* Provided material *
----------

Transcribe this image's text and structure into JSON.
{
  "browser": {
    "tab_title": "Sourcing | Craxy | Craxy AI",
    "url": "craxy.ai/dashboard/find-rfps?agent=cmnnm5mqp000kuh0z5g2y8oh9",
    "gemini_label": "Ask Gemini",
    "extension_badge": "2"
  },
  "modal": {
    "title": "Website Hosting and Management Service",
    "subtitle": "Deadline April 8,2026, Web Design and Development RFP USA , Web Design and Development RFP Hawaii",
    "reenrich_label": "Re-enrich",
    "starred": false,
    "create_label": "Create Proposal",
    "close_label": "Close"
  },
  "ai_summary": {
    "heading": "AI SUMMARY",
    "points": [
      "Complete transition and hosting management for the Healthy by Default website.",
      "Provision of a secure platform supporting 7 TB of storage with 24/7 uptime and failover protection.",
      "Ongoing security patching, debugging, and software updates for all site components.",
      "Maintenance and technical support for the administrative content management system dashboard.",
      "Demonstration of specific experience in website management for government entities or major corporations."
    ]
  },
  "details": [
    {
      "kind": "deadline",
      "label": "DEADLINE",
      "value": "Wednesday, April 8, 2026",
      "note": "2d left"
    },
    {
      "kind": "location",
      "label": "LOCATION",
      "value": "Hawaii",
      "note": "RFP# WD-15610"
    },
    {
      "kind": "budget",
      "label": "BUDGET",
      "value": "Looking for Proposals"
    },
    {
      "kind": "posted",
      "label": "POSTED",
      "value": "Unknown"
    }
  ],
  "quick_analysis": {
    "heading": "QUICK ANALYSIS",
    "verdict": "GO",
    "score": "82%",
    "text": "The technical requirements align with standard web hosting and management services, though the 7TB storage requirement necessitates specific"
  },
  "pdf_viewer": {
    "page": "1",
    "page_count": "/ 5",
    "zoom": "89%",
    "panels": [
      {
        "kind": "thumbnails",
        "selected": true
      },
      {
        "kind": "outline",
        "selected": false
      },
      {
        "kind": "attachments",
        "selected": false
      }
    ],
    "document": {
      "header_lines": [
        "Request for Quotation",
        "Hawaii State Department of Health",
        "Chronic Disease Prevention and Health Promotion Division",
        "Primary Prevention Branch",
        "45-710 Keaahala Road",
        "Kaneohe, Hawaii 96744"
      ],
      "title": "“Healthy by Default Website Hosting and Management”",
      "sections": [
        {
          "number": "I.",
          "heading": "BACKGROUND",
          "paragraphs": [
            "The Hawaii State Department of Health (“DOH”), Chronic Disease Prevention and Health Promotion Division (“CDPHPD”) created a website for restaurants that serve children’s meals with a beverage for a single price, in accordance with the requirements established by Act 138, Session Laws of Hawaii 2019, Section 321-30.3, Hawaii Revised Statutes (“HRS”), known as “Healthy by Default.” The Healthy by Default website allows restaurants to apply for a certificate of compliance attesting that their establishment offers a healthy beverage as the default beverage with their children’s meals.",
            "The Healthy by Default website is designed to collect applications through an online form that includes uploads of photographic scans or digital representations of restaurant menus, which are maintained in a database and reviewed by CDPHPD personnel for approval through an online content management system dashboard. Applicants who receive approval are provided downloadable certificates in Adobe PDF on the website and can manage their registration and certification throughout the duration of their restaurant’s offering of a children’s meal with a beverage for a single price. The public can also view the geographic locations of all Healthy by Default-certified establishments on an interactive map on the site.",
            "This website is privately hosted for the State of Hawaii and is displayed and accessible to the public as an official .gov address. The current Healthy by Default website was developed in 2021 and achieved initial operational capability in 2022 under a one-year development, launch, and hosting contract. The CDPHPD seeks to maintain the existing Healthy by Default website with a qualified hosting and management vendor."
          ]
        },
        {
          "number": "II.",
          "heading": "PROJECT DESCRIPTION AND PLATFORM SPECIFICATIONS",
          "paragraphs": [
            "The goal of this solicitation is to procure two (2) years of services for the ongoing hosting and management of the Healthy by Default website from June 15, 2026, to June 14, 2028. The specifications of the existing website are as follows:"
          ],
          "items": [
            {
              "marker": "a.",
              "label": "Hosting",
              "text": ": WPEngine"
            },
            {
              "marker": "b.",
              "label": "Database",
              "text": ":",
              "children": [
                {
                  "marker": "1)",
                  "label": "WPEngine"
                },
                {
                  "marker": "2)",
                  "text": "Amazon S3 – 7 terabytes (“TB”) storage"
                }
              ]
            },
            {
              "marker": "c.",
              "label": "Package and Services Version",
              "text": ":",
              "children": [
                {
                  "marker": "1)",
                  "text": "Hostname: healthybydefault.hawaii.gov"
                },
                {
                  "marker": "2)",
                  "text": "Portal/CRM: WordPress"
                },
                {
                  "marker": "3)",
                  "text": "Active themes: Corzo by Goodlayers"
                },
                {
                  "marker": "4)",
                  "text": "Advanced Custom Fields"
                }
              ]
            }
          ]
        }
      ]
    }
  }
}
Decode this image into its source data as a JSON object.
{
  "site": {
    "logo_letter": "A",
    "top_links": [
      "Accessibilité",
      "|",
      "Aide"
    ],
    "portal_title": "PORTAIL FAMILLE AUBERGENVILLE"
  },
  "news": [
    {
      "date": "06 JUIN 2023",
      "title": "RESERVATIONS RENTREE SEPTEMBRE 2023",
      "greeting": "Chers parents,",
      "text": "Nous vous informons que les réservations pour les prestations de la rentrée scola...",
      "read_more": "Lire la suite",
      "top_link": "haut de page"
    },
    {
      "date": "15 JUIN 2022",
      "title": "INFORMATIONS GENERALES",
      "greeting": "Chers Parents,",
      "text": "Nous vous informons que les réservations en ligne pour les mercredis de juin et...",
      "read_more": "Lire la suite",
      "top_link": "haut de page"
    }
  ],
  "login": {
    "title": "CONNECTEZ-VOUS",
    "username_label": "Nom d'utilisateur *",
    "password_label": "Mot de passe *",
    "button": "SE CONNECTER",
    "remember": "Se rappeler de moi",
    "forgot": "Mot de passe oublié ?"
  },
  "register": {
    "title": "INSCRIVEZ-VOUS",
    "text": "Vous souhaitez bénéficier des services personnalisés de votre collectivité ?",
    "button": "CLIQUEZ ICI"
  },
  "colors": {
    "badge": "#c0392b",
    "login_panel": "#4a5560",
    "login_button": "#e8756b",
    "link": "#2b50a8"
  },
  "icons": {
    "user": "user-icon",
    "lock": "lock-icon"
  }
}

----------

* Set problem *
Print the material above once more, exactly.

* The result *
Transcribe this image's text and structure into JSON.
{
  "browser": {
    "tab_title": "Sourcing | Craxy | Craxy AI",
    "url": "craxy.ai/dashboard/find-rfps?agent=cmnnm5mqp000kuh0z5g2y8oh9",
    "gemini_label": "Ask Gemini",
    "extension_badge": "2"
  },
  "modal": {
    "title": "Website Hosting and Management Service",
    "subtitle": "Deadline April 8,2026, Web Design and Development RFP USA , Web Design and Development RFP Hawaii",
    "reenrich_label": "Re-enrich",
    "starred": false,
    "create_label": "Create Proposal",
    "close_label": "Close"
  },
  "ai_summary": {
    "heading": "AI SUMMARY",
    "points": [
      "Complete transition and hosting management for the Healthy by Default website.",
      "Provision of a secure platform supporting 7 TB of storage with 24/7 uptime and failover protection.",
      "Ongoing security patching, debugging, and software updates for all site components.",
      "Maintenance and technical support for the administrative content management system dashboard.",
      "Demonstration of specific experience in website management for government entities or major corporations."
    ]
  },
  "details": [
    {
      "kind": "deadline",
      "label": "DEADLINE",
      "value": "Wednesday, April 8, 2026",
      "note": "2d left"
    },
    {
      "kind": "location",
      "label": "LOCATION",
      "value": "Hawaii",
      "note": "RFP# WD-15610"
    },
    {
      "kind": "budget",
      "label": "BUDGET",
      "value": "Looking for Proposals"
    },
    {
      "kind": "posted",
      "label": "POSTED",
      "value": "Unknown"
    }
  ],
  "quick_analysis": {
    "heading": "QUICK ANALYSIS",
    "verdict": "GO",
    "score": "82%",
    "text": "The technical requirements align with standard web hosting and management services, though the 7TB storage requirement necessitates specific"
  },
  "pdf_viewer": {
    "page": "1",
    "page_count": "/ 5",
    "zoom": "89%",
    "panels": [
      {
        "kind": "thumbnails",
        "selected": true
      },
      {
        "kind": "outline",
        "selected": false
      },
      {
        "kind": "attachments",
        "selected": false
      }
    ],
    "document": {
      "header_lines": [
        "Request for Quotation",
        "Hawaii State Department of Health",
        "Chronic Disease Prevention and Health Promotion Division",
        "Primary Prevention Branch",
        "45-710 Keaahala Road",
        "Kaneohe, Hawaii 96744"
      ],
      "title": "“Healthy by Default Website Hosting and Management”",
      "sections": [
        {
          "number": "I.",
          "heading": "BACKGROUND",
          "paragraphs": [
            "The Hawaii State Department of Health (“DOH”), Chronic Disease Prevention and Health Promotion Division (“CDPHPD”) created a website for restaurants that serve children’s meals with a beverage for a single price, in accordance with the requirements established by Act 138, Session Laws of Hawaii 2019, Section 321-30.3, Hawaii Revised Statutes (“HRS”), known as “Healthy by Default.” The Healthy by Default website allows restaurants to apply for a certificate of compliance attesting that their establishment offers a healthy beverage as the default beverage with their children’s meals.",
            "The Healthy by Default website is designed to collect applications through an online form that includes uploads of photographic scans or digital representations of restaurant menus, which are maintained in a database and reviewed by CDPHPD personnel for approval through an online content management system dashboard. Applicants who receive approval are provided downloadable certificates in Adobe PDF on the website and can manage their registration and certification throughout the duration of their restaurant’s offering of a children’s meal with a beverage for a single price. The public can also view the geographic locations of all Healthy by Default-certified establishments on an interactive map on the site.",
            "This website is privately hosted for the State of Hawaii and is displayed and accessible to the public as an official .gov address. The current Healthy by Default website was developed in 2021 and achieved initial operational capability in 2022 under a one-year development, launch, and hosting contract. The CDPHPD seeks to maintain the existing Healthy by Default website with a qualified hosting and management vendor."
          ]
        },
        {
          "number": "II.",
          "heading": "PROJECT DESCRIPTION AND PLATFORM SPECIFICATIONS",
          "paragraphs": [
            "The goal of this solicitation is to procure two (2) years of services for the ongoing hosting and management of the Healthy by Default website from June 15, 2026, to June 14, 2028. The specifications of the existing website are as follows:"
          ],
          "items": [
            {
              "marker": "a.",
              "label": "Hosting",
              "text": ": WPEngine"
            },
            {
              "marker": "b.",
              "label": "Database",
              "text": ":",
              "children": [
                {
                  "marker": "1)",
                  "label": "WPEngine"
                },
                {
                  "marker": "2)",
                  "text": "Amazon S3 – 7 terabytes (“TB”) storage"
                }
              ]
            },
            {
              "marker": "c.",
              "label": "Package and Services Version",
              "text": ":",
              "children": [
                {
                  "marker": "1)",
                  "text": "Hostname: healthybydefault.hawaii.gov"
                },
                {
                  "marker": "2)",
                  "text": "Portal/CRM: WordPress"
                },
                {
                  "marker": "3)",
                  "text": "Active themes: Corzo by Goodlayers"
                },
                {
                  "marker": "4)",
                  "text": "Advanced Custom Fields"
                }
              ]
            }
          ]
        }
      ]
    }
  }
}
Decode this image into its source data as a JSON object.
{
  "site": {
    "logo_letter": "A",
    "top_links": [
      "Accessibilité",
      "|",
      "Aide"
    ],
    "portal_title": "PORTAIL FAMILLE AUBERGENVILLE"
  },
  "news": [
    {
      "date": "06 JUIN 2023",
      "title": "RESERVATIONS RENTREE SEPTEMBRE 2023",
      "greeting": "Chers parents,",
      "text": "Nous vous informons que les réservations pour les prestations de la rentrée scola...",
      "read_more": "Lire la suite",
      "top_link": "haut de page"
    },
    {
      "date": "15 JUIN 2022",
      "title": "INFORMATIONS GENERALES",
      "greeting": "Chers Parents,",
      "text": "Nous vous informons que les réservations en ligne pour les mercredis de juin et...",
      "read_more": "Lire la suite",
      "top_link": "haut de page"
    }
  ],
  "login": {
    "title": "CONNECTEZ-VOUS",
    "username_label": "Nom d'utilisateur *",
    "password_label": "Mot de passe *",
    "button": "SE CONNECTER",
    "remember": "Se rappeler de moi",
    "forgot": "Mot de passe oublié ?"
  },
  "register": {
    "title": "INSCRIVEZ-VOUS",
    "text": "Vous souhaitez bénéficier des services personnalisés de votre collectivité ?",
    "button": "CLIQUEZ ICI"
  },
  "colors": {
    "badge": "#c0392b",
    "login_panel": "#4a5560",
    "login_button": "#e8756b",
    "link": "#2b50a8"
  },
  "icons": {
    "user": "user-icon",
    "lock": "lock-icon"
  }
}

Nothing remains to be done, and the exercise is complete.